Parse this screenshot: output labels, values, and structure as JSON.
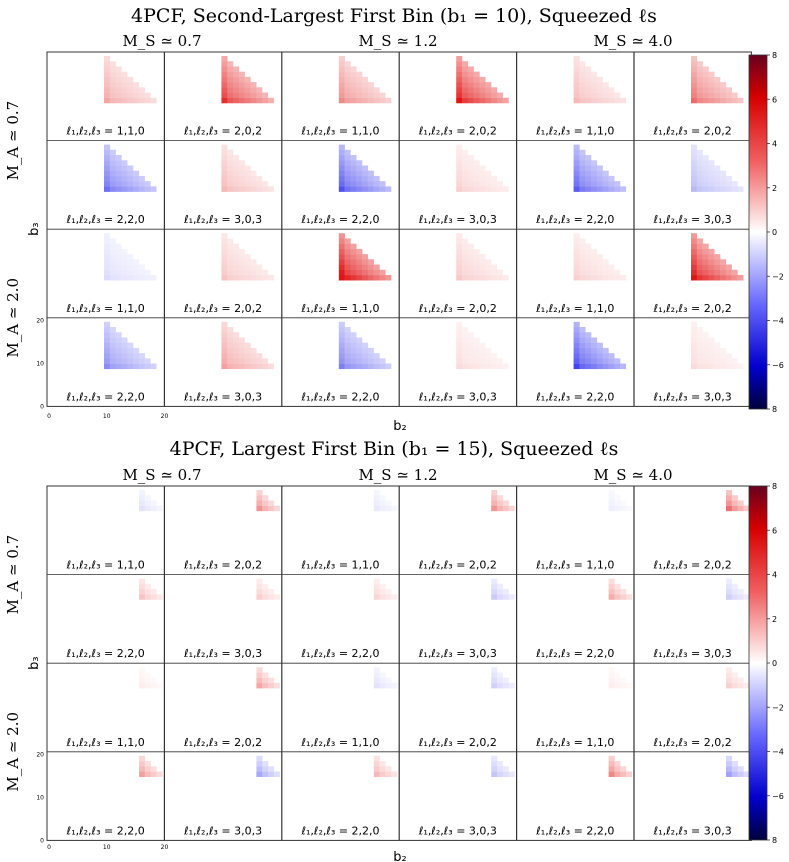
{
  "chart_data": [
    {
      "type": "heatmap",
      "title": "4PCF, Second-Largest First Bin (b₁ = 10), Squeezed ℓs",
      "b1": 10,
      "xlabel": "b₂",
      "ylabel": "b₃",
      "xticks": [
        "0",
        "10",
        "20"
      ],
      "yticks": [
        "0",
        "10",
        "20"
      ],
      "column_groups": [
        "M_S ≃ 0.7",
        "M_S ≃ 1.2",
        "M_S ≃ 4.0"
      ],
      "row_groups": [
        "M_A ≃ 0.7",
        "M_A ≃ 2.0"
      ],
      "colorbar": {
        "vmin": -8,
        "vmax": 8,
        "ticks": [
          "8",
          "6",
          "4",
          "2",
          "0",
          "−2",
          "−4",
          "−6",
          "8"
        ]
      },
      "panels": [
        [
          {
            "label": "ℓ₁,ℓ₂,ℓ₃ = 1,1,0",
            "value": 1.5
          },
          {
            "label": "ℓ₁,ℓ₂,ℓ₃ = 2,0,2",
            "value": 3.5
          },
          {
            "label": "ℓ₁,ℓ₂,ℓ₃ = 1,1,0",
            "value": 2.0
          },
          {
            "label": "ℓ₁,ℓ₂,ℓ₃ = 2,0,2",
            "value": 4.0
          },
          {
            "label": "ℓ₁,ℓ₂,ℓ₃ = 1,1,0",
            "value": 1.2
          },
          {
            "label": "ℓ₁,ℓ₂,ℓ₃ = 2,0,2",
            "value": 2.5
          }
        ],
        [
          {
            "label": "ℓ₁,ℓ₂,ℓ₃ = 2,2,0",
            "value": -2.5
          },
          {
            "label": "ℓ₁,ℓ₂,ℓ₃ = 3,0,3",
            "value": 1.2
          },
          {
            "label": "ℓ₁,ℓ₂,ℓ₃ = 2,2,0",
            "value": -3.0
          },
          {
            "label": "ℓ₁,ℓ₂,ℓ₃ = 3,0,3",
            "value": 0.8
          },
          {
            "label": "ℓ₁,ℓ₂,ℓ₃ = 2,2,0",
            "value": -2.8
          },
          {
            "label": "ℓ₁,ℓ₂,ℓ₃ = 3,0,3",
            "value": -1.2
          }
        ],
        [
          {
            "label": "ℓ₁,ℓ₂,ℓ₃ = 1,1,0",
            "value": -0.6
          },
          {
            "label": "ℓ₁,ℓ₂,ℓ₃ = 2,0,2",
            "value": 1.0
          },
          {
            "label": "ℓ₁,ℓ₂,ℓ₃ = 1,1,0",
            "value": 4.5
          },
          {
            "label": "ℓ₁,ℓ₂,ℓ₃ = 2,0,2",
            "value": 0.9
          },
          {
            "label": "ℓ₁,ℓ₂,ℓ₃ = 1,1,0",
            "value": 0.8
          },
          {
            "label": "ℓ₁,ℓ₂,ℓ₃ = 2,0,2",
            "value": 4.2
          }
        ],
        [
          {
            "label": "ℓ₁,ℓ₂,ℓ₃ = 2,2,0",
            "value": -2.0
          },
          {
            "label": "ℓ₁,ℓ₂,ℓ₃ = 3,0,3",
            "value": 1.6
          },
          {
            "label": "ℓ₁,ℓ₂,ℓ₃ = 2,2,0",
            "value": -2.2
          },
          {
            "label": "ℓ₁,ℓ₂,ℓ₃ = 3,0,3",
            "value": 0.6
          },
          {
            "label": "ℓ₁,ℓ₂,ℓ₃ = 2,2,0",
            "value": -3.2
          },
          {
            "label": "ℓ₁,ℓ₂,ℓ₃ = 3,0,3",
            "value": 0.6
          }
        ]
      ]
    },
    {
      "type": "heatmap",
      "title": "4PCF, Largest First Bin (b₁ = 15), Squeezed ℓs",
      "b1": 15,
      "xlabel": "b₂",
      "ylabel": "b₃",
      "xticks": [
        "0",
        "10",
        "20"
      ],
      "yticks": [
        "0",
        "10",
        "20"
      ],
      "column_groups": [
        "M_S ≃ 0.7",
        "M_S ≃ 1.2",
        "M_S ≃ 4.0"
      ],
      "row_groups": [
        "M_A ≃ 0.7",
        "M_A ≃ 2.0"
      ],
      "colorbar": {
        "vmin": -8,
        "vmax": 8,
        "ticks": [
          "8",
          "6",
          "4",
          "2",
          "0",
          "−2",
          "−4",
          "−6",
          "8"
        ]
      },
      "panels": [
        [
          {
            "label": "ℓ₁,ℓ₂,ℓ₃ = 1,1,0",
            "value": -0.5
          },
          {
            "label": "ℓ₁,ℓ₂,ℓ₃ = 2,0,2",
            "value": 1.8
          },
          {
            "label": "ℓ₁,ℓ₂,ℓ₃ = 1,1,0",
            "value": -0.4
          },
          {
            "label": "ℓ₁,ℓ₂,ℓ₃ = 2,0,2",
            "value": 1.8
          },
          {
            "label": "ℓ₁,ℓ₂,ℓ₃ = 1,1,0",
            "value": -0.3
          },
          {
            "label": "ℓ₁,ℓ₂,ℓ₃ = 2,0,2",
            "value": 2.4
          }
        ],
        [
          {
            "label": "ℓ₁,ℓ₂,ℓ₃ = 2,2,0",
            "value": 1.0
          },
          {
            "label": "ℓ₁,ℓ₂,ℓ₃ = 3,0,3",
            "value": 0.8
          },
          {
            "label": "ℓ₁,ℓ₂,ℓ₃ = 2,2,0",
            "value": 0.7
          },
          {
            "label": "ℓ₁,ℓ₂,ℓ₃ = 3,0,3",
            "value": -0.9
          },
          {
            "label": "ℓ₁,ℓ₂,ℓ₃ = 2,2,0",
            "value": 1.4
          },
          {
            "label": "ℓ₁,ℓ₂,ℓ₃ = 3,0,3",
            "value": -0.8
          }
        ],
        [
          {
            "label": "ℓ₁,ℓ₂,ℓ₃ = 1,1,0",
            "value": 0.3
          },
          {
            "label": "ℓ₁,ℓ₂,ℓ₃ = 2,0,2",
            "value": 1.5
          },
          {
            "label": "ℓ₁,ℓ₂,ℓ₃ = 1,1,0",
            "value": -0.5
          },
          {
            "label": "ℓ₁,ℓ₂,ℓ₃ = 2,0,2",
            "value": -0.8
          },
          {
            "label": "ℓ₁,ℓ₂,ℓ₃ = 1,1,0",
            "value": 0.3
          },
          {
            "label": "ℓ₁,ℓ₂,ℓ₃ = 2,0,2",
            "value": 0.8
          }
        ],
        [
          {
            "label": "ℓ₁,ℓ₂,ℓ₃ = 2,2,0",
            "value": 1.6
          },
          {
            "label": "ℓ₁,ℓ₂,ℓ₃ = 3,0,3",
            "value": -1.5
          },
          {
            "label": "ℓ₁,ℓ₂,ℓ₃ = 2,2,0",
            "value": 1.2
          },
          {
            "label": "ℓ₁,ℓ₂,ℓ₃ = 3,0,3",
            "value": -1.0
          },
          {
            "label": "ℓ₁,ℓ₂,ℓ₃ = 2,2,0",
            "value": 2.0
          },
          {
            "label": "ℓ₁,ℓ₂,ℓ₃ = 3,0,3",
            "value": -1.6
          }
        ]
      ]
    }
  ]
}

---

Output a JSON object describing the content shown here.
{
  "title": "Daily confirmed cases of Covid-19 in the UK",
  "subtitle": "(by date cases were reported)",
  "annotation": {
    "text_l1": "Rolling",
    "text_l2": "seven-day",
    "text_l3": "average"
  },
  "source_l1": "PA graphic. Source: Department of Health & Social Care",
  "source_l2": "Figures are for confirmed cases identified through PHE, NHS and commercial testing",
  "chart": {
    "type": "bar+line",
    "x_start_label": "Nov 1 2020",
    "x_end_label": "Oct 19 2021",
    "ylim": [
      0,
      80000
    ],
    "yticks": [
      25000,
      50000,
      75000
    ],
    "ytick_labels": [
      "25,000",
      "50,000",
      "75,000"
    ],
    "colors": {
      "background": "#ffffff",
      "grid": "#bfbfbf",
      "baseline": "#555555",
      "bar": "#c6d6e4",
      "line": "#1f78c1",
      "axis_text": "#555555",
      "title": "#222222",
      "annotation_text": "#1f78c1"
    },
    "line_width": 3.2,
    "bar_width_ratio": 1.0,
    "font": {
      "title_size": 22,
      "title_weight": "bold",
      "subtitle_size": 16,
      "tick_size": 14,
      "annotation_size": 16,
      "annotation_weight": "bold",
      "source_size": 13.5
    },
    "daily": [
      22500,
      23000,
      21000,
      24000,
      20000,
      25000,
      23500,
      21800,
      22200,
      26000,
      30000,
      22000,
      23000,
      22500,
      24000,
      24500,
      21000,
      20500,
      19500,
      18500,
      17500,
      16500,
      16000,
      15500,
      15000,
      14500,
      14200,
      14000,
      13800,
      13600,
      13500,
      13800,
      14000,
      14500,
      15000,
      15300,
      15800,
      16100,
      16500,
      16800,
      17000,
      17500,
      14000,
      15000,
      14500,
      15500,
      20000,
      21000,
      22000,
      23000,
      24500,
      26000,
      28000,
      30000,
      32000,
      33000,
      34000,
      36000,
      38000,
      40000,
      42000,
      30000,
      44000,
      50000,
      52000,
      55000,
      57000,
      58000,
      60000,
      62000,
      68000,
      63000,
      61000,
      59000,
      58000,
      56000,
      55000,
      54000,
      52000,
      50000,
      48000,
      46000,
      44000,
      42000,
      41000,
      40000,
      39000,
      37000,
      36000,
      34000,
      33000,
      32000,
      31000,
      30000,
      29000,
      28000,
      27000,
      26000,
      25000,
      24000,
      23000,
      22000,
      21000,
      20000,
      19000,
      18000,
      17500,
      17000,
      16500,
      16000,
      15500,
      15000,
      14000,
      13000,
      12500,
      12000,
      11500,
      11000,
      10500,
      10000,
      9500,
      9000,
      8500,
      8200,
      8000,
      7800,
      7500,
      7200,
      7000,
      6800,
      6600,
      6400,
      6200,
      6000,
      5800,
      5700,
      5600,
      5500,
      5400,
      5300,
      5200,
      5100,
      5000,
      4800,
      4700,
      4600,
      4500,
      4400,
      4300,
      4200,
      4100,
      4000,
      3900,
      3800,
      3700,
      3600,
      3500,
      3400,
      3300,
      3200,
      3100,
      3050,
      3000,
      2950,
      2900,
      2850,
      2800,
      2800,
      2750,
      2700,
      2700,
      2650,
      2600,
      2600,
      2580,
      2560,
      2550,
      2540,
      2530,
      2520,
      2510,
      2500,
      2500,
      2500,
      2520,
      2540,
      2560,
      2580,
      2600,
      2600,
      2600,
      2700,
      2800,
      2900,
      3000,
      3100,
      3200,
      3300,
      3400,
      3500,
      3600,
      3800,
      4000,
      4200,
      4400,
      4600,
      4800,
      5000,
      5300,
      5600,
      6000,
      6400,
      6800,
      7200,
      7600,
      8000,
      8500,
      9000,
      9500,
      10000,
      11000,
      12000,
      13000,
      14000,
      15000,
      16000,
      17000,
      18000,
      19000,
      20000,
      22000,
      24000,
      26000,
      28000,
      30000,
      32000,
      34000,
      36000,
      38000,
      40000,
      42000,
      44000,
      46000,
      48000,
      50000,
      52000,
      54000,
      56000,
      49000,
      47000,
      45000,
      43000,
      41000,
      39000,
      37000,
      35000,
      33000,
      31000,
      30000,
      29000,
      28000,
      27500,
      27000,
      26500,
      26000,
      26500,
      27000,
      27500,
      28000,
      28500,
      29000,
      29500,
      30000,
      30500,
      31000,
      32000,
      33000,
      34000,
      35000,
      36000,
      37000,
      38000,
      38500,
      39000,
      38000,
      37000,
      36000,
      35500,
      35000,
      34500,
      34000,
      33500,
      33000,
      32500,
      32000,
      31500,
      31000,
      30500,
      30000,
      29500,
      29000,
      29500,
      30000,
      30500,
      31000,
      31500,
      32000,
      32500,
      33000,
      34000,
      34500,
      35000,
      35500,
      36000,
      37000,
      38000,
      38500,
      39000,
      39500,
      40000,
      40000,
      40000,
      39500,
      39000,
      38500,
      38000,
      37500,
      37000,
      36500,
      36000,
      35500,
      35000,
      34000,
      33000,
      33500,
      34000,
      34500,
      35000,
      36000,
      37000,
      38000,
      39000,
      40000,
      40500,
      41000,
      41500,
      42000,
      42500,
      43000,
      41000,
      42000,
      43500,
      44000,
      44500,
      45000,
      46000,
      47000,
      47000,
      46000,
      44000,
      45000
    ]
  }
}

→ **EXERCISE AIM**
Copy out every line in the listing where the word "confirmed" appears.

→ **OUTPUT FOR THIS EXERCISE**
  "title": "Daily confirmed cases of Covid-19 in the UK",
  "source_l2": "Figures are for confirmed cases identified through PHE, NHS and commercial testing",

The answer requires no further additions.